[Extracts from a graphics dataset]
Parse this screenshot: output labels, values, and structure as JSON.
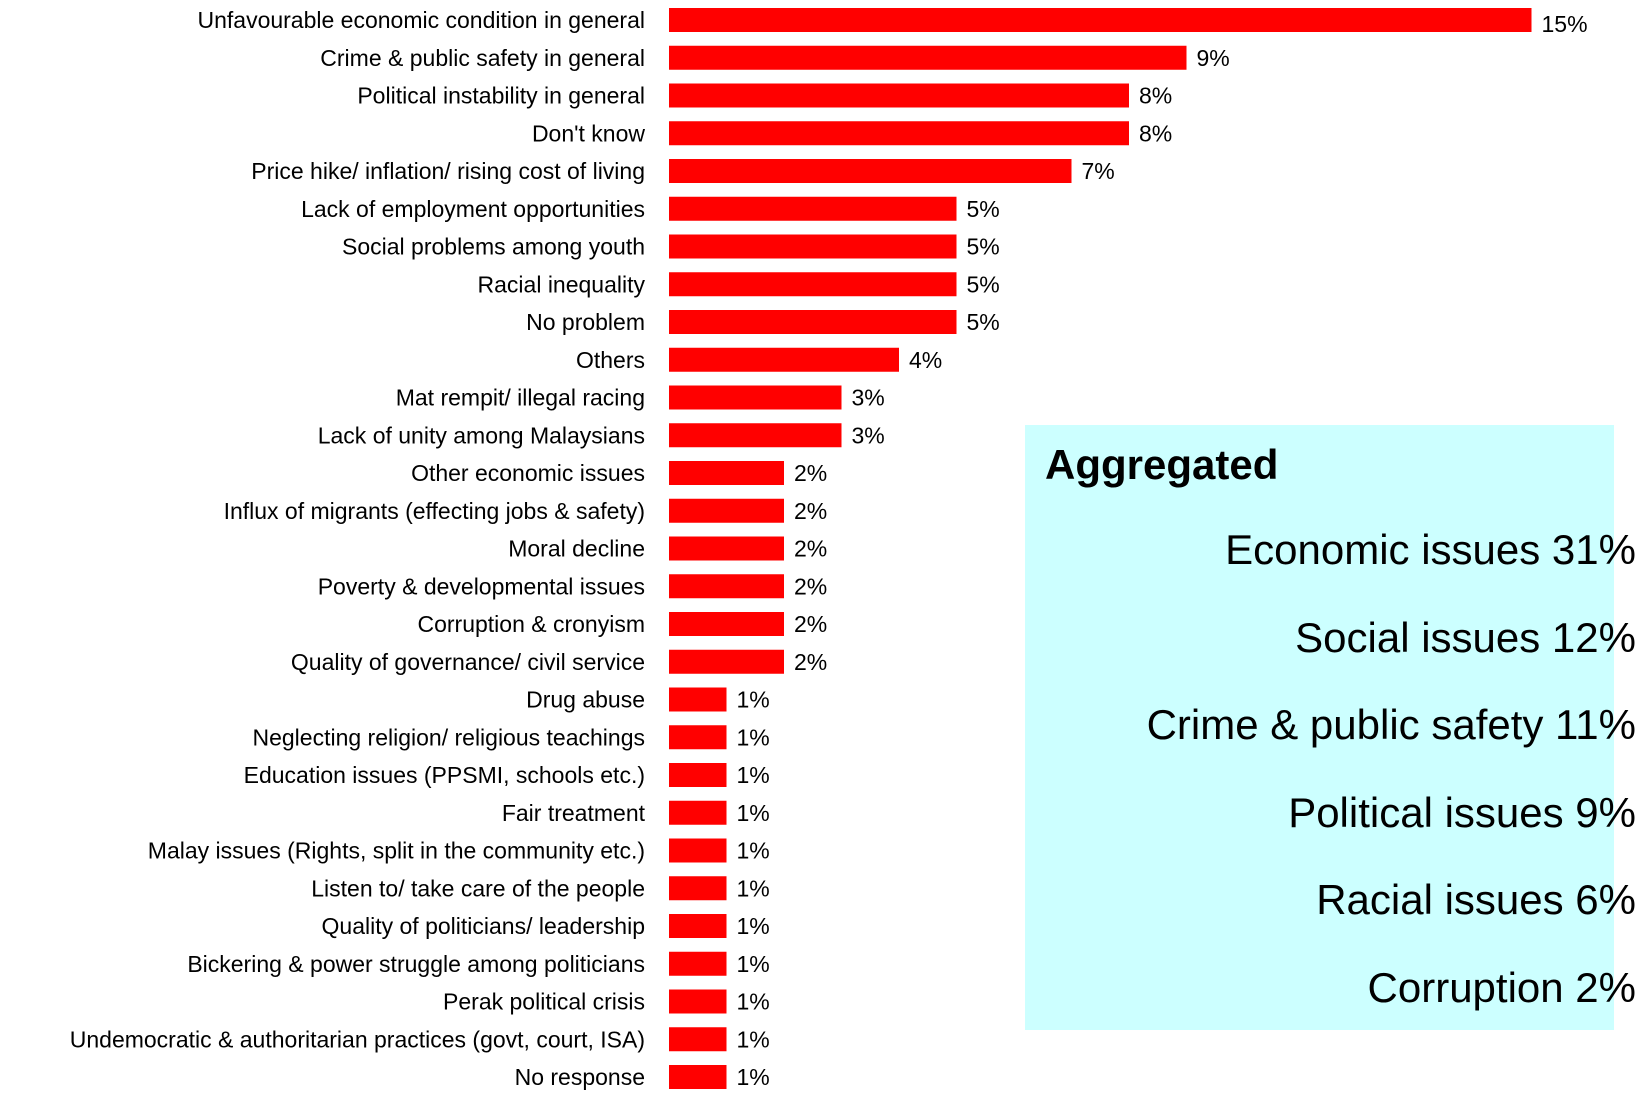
{
  "chart_data": {
    "type": "bar",
    "orientation": "horizontal",
    "categories": [
      "Unfavourable economic condition in general",
      "Crime & public safety in general",
      "Political instability in general",
      "Don't know",
      "Price hike/ inflation/ rising cost of living",
      "Lack of employment opportunities",
      "Social problems among youth",
      "Racial inequality",
      "No problem",
      "Others",
      "Mat rempit/ illegal racing",
      "Lack of unity among Malaysians",
      "Other economic issues",
      "Influx of migrants (effecting jobs & safety)",
      "Moral decline",
      "Poverty & developmental issues",
      "Corruption & cronyism",
      "Quality of governance/ civil service",
      "Drug abuse",
      "Neglecting religion/ religious teachings",
      "Education issues (PPSMI, schools etc.)",
      "Fair treatment",
      "Malay issues (Rights, split in the community etc.)",
      "Listen to/ take care of the people",
      "Quality of politicians/ leadership",
      "Bickering & power struggle among politicians",
      "Perak political crisis",
      "Undemocratic & authoritarian practices  (govt, court, ISA)",
      "No response"
    ],
    "values": [
      15,
      9,
      8,
      8,
      7,
      5,
      5,
      5,
      5,
      4,
      3,
      3,
      2,
      2,
      2,
      2,
      2,
      2,
      1,
      1,
      1,
      1,
      1,
      1,
      1,
      1,
      1,
      1,
      1
    ],
    "value_labels": [
      "15%",
      "9%",
      "8%",
      "8%",
      "7%",
      "5%",
      "5%",
      "5%",
      "5%",
      "4%",
      "3%",
      "3%",
      "2%",
      "2%",
      "2%",
      "2%",
      "2%",
      "2%",
      "1%",
      "1%",
      "1%",
      "1%",
      "1%",
      "1%",
      "1%",
      "1%",
      "1%",
      "1%",
      "1%"
    ],
    "bar_color": "#ff0000",
    "xlim": [
      0,
      15
    ],
    "grid": false
  },
  "aggregated": {
    "title": "Aggregated",
    "items": [
      "Economic issues 31%",
      "Social issues 12%",
      "Crime & public safety 11%",
      "Political issues 9%",
      "Racial issues 6%",
      "Corruption 2%"
    ],
    "background": "#ccffff"
  }
}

### REQUIRED TASK
Gather, from the listing above, every line carrying the word "among".

### THE RESULT
      "Social problems among youth",
      "Lack of unity among Malaysians",
      "Bickering & power struggle among politicians",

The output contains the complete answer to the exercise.